§ Exercise task:
In how many lines does the string "JSON" appear? Answer with the number only.

— Start Records to process —

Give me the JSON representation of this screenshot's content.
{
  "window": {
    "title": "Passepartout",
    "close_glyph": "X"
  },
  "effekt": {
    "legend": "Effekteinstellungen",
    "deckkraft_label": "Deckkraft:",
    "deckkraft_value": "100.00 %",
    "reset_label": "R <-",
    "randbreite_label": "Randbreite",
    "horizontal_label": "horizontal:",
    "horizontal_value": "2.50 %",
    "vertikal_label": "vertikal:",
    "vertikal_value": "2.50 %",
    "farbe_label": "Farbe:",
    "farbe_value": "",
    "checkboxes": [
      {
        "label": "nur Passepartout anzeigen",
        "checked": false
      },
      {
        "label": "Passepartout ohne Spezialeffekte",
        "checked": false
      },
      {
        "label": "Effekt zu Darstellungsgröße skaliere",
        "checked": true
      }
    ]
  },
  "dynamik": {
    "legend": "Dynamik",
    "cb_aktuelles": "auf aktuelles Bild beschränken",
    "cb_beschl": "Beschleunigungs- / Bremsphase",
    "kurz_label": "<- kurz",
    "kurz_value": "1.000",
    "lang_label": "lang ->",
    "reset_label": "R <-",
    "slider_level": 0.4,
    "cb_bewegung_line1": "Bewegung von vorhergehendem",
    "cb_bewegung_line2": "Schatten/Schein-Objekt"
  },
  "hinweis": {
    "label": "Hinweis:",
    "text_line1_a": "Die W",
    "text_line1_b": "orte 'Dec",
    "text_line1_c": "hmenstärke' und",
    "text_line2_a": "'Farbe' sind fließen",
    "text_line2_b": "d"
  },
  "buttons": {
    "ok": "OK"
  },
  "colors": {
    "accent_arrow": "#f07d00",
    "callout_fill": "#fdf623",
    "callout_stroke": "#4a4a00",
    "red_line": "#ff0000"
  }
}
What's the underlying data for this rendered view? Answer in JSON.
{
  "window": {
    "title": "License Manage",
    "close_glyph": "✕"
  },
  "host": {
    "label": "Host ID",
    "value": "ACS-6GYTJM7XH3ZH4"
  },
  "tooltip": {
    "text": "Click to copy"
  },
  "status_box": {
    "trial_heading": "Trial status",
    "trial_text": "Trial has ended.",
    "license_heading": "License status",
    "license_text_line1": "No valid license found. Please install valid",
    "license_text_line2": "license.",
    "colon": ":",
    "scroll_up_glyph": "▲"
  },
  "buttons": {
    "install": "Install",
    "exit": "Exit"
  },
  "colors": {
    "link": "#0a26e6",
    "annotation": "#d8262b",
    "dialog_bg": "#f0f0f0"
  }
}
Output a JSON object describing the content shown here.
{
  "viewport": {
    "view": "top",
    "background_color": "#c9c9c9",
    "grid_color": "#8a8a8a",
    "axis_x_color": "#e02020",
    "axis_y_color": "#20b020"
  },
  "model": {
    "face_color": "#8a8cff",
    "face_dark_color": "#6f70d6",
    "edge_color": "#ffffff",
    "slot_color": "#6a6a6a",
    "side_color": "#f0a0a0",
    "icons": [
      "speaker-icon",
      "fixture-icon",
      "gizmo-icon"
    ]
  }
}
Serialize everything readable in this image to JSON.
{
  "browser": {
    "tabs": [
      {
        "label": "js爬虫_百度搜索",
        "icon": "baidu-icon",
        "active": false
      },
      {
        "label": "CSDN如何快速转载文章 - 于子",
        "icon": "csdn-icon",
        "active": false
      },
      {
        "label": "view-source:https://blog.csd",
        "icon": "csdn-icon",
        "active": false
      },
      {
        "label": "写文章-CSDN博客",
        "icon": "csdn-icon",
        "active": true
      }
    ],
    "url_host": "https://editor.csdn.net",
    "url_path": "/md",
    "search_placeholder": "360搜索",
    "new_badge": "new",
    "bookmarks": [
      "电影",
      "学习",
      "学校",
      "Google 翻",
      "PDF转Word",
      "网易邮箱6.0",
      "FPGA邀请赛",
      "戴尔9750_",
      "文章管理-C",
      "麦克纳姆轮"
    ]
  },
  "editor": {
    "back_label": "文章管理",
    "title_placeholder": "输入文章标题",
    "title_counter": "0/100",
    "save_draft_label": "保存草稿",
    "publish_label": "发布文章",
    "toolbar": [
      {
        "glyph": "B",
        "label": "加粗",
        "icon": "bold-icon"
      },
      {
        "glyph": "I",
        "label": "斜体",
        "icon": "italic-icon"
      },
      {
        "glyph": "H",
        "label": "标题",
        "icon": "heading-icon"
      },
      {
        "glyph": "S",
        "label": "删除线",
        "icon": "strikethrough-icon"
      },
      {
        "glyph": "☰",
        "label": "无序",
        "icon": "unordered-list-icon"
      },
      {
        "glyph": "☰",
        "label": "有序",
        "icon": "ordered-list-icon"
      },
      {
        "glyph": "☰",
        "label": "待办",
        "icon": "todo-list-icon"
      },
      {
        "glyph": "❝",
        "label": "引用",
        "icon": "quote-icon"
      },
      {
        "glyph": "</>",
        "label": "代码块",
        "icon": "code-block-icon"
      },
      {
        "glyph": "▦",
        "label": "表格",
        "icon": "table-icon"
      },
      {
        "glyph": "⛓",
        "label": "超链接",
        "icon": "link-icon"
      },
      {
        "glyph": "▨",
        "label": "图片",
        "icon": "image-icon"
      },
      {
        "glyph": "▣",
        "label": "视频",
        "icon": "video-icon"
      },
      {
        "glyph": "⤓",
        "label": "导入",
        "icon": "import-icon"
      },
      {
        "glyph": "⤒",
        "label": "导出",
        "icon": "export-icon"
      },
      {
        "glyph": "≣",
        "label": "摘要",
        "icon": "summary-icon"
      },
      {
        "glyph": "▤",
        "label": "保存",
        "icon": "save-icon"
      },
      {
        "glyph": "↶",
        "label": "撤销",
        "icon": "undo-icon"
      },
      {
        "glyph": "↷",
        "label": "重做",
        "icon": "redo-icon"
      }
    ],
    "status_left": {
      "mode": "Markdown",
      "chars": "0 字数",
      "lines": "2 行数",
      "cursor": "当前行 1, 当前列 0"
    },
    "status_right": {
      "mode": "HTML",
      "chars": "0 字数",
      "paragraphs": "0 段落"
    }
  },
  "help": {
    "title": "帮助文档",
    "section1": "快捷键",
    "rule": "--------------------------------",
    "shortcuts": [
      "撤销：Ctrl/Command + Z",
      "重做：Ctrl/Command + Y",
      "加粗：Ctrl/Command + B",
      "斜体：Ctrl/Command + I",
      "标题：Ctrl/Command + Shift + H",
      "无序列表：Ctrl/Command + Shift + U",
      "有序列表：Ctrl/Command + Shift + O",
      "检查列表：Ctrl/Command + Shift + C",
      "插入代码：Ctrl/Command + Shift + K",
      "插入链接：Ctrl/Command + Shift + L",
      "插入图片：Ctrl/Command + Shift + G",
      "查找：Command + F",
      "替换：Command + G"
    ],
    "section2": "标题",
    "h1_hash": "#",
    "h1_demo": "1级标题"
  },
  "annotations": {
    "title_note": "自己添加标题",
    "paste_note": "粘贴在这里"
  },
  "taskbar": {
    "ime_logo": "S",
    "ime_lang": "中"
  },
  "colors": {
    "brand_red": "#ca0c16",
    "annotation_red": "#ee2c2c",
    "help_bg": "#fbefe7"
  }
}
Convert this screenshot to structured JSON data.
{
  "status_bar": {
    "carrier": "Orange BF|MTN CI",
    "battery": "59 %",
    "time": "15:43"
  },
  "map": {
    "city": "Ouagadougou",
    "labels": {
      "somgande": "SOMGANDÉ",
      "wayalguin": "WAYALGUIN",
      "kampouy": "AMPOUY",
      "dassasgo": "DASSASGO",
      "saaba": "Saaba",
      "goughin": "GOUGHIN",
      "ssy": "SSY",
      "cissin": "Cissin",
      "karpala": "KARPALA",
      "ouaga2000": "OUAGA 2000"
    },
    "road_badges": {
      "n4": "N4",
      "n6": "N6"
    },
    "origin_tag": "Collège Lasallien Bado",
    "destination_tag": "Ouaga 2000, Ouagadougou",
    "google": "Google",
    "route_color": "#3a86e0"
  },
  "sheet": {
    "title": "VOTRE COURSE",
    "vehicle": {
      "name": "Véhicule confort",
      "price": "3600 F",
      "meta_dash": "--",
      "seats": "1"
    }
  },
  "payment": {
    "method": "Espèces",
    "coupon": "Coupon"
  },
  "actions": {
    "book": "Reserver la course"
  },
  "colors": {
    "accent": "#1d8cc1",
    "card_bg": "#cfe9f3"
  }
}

— End Records to process —

§ Task result:
5